Can you copy out, character for character, everything in the data below from the line containing "right-strip bbox=[2435, 0, 2560, 1440]" down to the line containing "suitable-for-checkbox[interactable] bbox=[1814, 724, 1850, 760]", with both of those lines included?

___

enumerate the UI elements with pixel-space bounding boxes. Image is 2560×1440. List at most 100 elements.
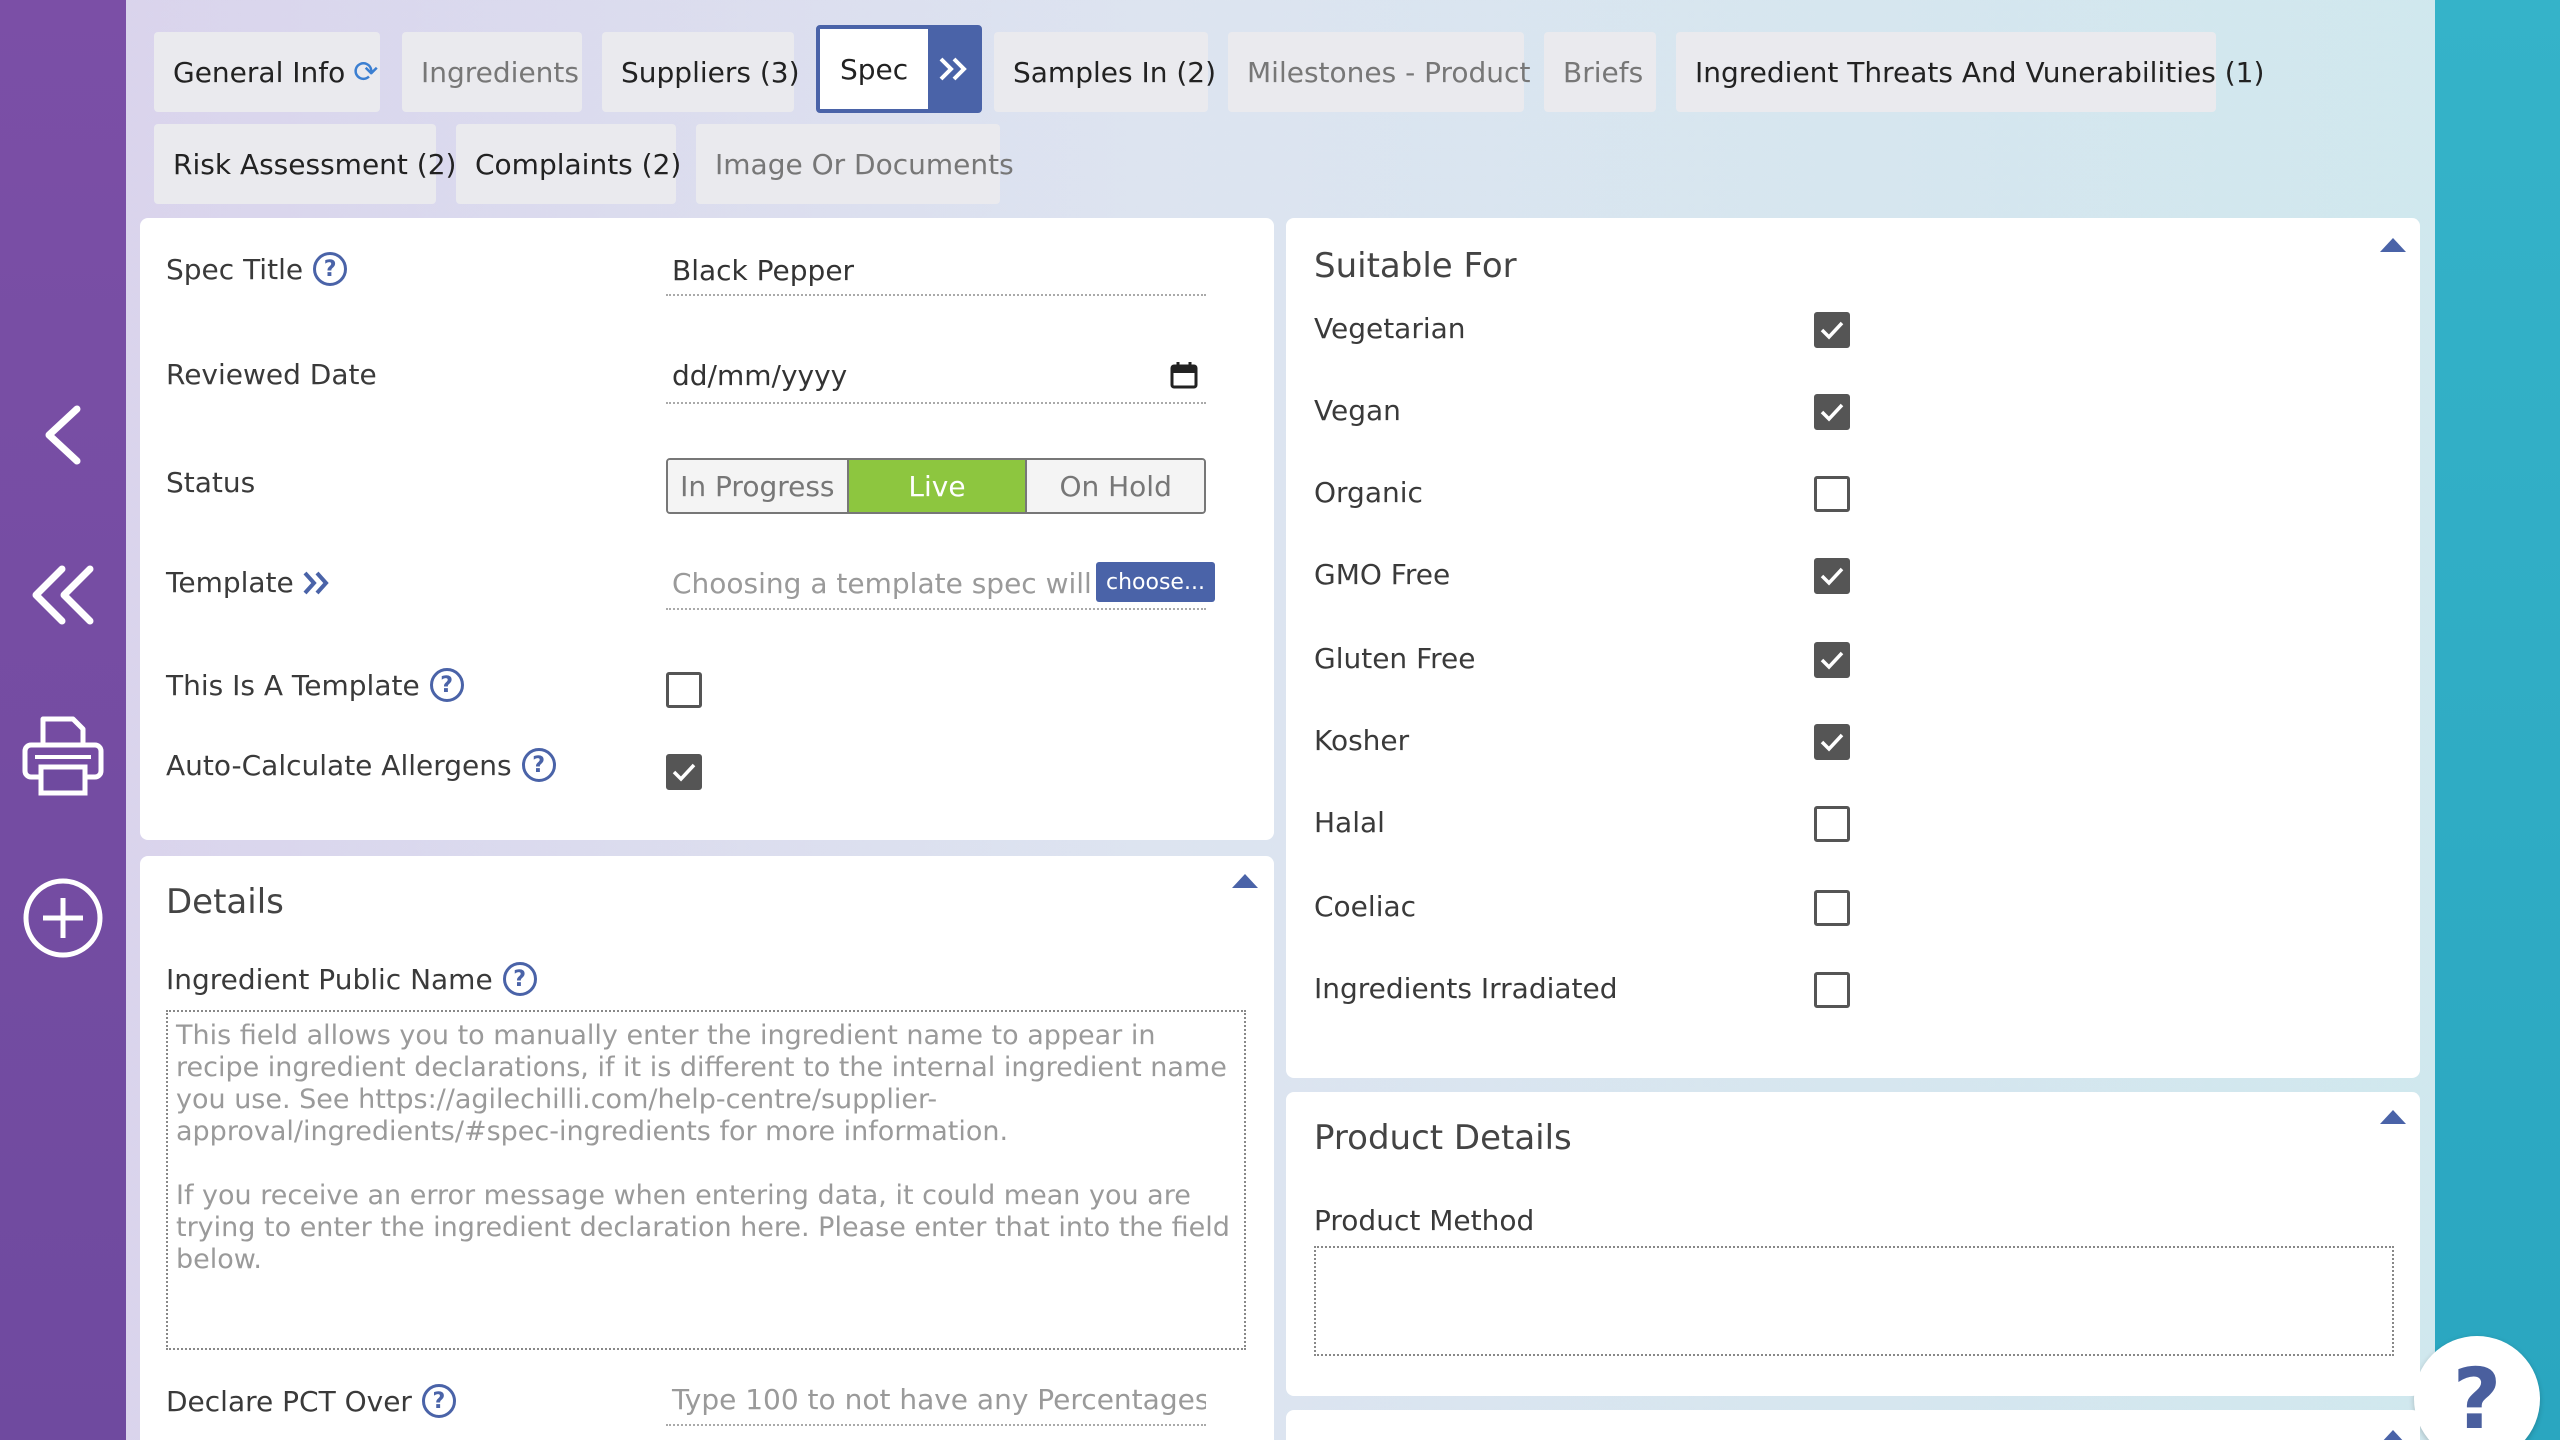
right-strip bbox=[2435, 0, 2560, 1440]
reviewed-date-input[interactable]: dd/mm/yyyy bbox=[666, 348, 1206, 404]
collapse-caret-icon[interactable] bbox=[2380, 1430, 2406, 1440]
tab-spec[interactable]: Spec bbox=[816, 25, 982, 113]
help-icon: ? bbox=[2452, 1350, 2502, 1440]
declare-pct-input[interactable]: Type 100 to not have any Percentages Dec… bbox=[666, 1374, 1206, 1426]
tab-label: Briefs bbox=[1563, 55, 1644, 89]
chevron-left-icon bbox=[45, 405, 81, 465]
calendar-icon[interactable] bbox=[1170, 361, 1198, 389]
reviewed-date-label: Reviewed Date bbox=[166, 358, 377, 391]
help-icon[interactable]: ? bbox=[313, 252, 348, 286]
auto-allergens-label: Auto-Calculate Allergens? bbox=[166, 748, 556, 782]
suitable-for-title: Suitable For bbox=[1314, 246, 1517, 286]
suitable-for-item-label: Gluten Free bbox=[1314, 642, 1476, 675]
suitable-for-item-label: Vegetarian bbox=[1314, 312, 1466, 345]
left-sidebar bbox=[0, 0, 126, 1440]
help-icon[interactable]: ? bbox=[421, 1384, 456, 1418]
tab-samples-in[interactable]: Samples In (2) bbox=[994, 32, 1216, 112]
status-in-progress[interactable]: In Progress bbox=[668, 460, 847, 512]
help-icon[interactable]: ? bbox=[429, 668, 464, 702]
tab-image-or-documents[interactable]: Image Or Documents bbox=[696, 124, 1014, 204]
tab-label: Samples In (2) bbox=[1013, 55, 1217, 89]
suitable-for-item-label: Ingredients Irradiated bbox=[1314, 972, 1618, 1005]
details-panel: Details Ingredient Public Name? This fie… bbox=[140, 856, 1274, 1440]
collapse-caret-icon[interactable] bbox=[1232, 874, 1258, 888]
refresh-icon: ⟳ bbox=[353, 54, 379, 90]
suitable-for-checkbox[interactable] bbox=[1814, 724, 1850, 760]
suitable-for-checkbox[interactable] bbox=[1814, 558, 1850, 594]
status-label: Status bbox=[166, 466, 256, 499]
collapse-caret-icon[interactable] bbox=[2380, 1110, 2406, 1124]
tab-ingredient-threats[interactable]: Ingredient Threats And Vunerabilities (1… bbox=[1676, 32, 2264, 112]
declare-pct-placeholder: Type 100 to not have any Percentages Dec… bbox=[672, 1382, 1206, 1416]
double-chevron-right-icon[interactable] bbox=[302, 570, 330, 596]
checkmark-icon bbox=[1820, 733, 1844, 752]
checkmark-icon bbox=[672, 763, 696, 782]
template-label: Template bbox=[166, 566, 330, 599]
suitable-for-item-label: Kosher bbox=[1314, 724, 1410, 757]
suitable-for-item-label: Organic bbox=[1314, 476, 1423, 509]
next-panel bbox=[1286, 1410, 2420, 1440]
add-button[interactable] bbox=[0, 875, 126, 961]
tab-label: Complaints (2) bbox=[475, 147, 682, 181]
auto-allergens-checkbox[interactable] bbox=[666, 754, 702, 790]
tab-suppliers[interactable]: Suppliers (3) bbox=[602, 32, 800, 112]
double-chevron-right-icon bbox=[939, 57, 967, 81]
tab-general-info[interactable]: General Info ⟳ bbox=[154, 32, 380, 112]
status-toggle: In Progress Live On Hold bbox=[666, 458, 1206, 514]
declare-pct-label: Declare PCT Over? bbox=[166, 1384, 456, 1418]
suitable-for-checkbox[interactable] bbox=[1814, 972, 1850, 1008]
suitable-for-item-label: GMO Free bbox=[1314, 558, 1451, 591]
suitable-for-panel: Suitable For Vegetarian Vegan Organic GMO F… bbox=[1286, 218, 2420, 1078]
spec-title-label: Spec Title? bbox=[166, 252, 348, 286]
tab-milestones-product[interactable]: Milestones - Product bbox=[1228, 32, 1530, 112]
product-details-title: Product Details bbox=[1314, 1118, 1572, 1158]
suitable-for-item-label: Coeliac bbox=[1314, 890, 1417, 923]
status-live[interactable]: Live bbox=[846, 460, 1026, 512]
tab-label: General Info bbox=[173, 55, 346, 89]
product-details-panel: Product Details Product Method bbox=[1286, 1092, 2420, 1396]
suitable-for-checkbox[interactable] bbox=[1814, 312, 1850, 348]
print-button[interactable] bbox=[0, 710, 126, 800]
tab-risk-assessment[interactable]: Risk Assessment (2) bbox=[154, 124, 456, 204]
tab-ingredients[interactable]: Ingredients bbox=[402, 32, 582, 112]
label-text: Spec Title bbox=[166, 252, 304, 286]
suitable-for-checkbox[interactable] bbox=[1814, 806, 1850, 842]
is-template-label: This Is A Template? bbox=[166, 668, 464, 702]
suitable-for-checkbox[interactable] bbox=[1814, 476, 1850, 512]
tab-briefs[interactable]: Briefs bbox=[1544, 32, 1656, 112]
label-text: Ingredient Public Name bbox=[166, 962, 493, 996]
collapse-button[interactable] bbox=[0, 560, 126, 630]
public-name-textarea[interactable]: This field allows you to manually enter … bbox=[166, 1010, 1246, 1350]
template-placeholder: Choosing a template spec will pre- bbox=[672, 566, 1157, 600]
checkmark-icon bbox=[1820, 651, 1844, 670]
double-chevron-left-icon bbox=[32, 565, 94, 625]
label-text: This Is A Template bbox=[166, 668, 420, 702]
tab-label: Risk Assessment (2) bbox=[173, 147, 457, 181]
help-icon[interactable]: ? bbox=[502, 962, 537, 996]
tab-label: Image Or Documents bbox=[715, 147, 1014, 181]
checkmark-icon bbox=[1820, 567, 1844, 586]
collapse-caret-icon[interactable] bbox=[2380, 238, 2406, 252]
checkmark-icon bbox=[1820, 403, 1844, 422]
spec-panel: Spec Title? Black Pepper Reviewed Date d… bbox=[140, 218, 1274, 840]
back-button[interactable] bbox=[0, 400, 126, 470]
help-icon[interactable]: ? bbox=[521, 748, 556, 782]
is-template-checkbox[interactable] bbox=[666, 672, 702, 708]
checkmark-icon bbox=[1820, 321, 1844, 340]
tab-complaints[interactable]: Complaints (2) bbox=[456, 124, 681, 204]
product-method-label: Product Method bbox=[1314, 1204, 1535, 1237]
spec-title-input[interactable]: Black Pepper bbox=[666, 246, 1206, 296]
suitable-for-checkbox[interactable] bbox=[1814, 394, 1850, 430]
tab-label: Suppliers (3) bbox=[621, 55, 800, 89]
spec-expand-button[interactable] bbox=[928, 29, 978, 109]
suitable-for-item-label: Halal bbox=[1314, 806, 1385, 839]
status-on-hold[interactable]: On Hold bbox=[1025, 460, 1204, 512]
suitable-for-checkbox[interactable] bbox=[1814, 642, 1850, 678]
suitable-for-checkbox[interactable] bbox=[1814, 890, 1850, 926]
label-text: Template bbox=[166, 566, 294, 599]
date-placeholder: dd/mm/yyyy bbox=[672, 358, 848, 392]
product-method-textarea[interactable] bbox=[1314, 1246, 2394, 1356]
public-name-label: Ingredient Public Name? bbox=[166, 962, 537, 996]
choose-template-button[interactable]: choose... bbox=[1096, 562, 1215, 602]
printer-icon bbox=[22, 716, 104, 796]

___

EXERCISE SOLUTION —
right-strip bbox=[2435, 0, 2560, 1440]
reviewed-date-input[interactable]: dd/mm/yyyy bbox=[666, 348, 1206, 404]
collapse-caret-icon[interactable] bbox=[2380, 1430, 2406, 1440]
tab-spec[interactable]: Spec bbox=[816, 25, 982, 113]
help-icon: ? bbox=[2452, 1350, 2502, 1440]
declare-pct-input[interactable]: Type 100 to not have any Percentages Dec… bbox=[666, 1374, 1206, 1426]
tab-label: Briefs bbox=[1563, 55, 1644, 89]
chevron-left-icon bbox=[45, 405, 81, 465]
calendar-icon[interactable] bbox=[1170, 361, 1198, 389]
reviewed-date-label: Reviewed Date bbox=[166, 358, 377, 391]
help-icon[interactable]: ? bbox=[313, 252, 348, 286]
auto-allergens-label: Auto-Calculate Allergens? bbox=[166, 748, 556, 782]
suitable-for-title: Suitable For bbox=[1314, 246, 1517, 286]
suitable-for-item-label: Gluten Free bbox=[1314, 642, 1476, 675]
suitable-for-item-label: Vegetarian bbox=[1314, 312, 1466, 345]
left-sidebar bbox=[0, 0, 126, 1440]
help-icon[interactable]: ? bbox=[421, 1384, 456, 1418]
tab-samples-in[interactable]: Samples In (2) bbox=[994, 32, 1216, 112]
status-in-progress[interactable]: In Progress bbox=[668, 460, 847, 512]
help-icon[interactable]: ? bbox=[429, 668, 464, 702]
tab-image-or-documents[interactable]: Image Or Documents bbox=[696, 124, 1014, 204]
tab-label: Samples In (2) bbox=[1013, 55, 1217, 89]
suitable-for-item-label: Ingredients Irradiated bbox=[1314, 972, 1618, 1005]
details-panel: Details Ingredient Public Name? This fie… bbox=[140, 856, 1274, 1440]
collapse-caret-icon[interactable] bbox=[1232, 874, 1258, 888]
refresh-icon: ⟳ bbox=[353, 54, 379, 90]
suitable-for-checkbox[interactable] bbox=[1814, 724, 1850, 760]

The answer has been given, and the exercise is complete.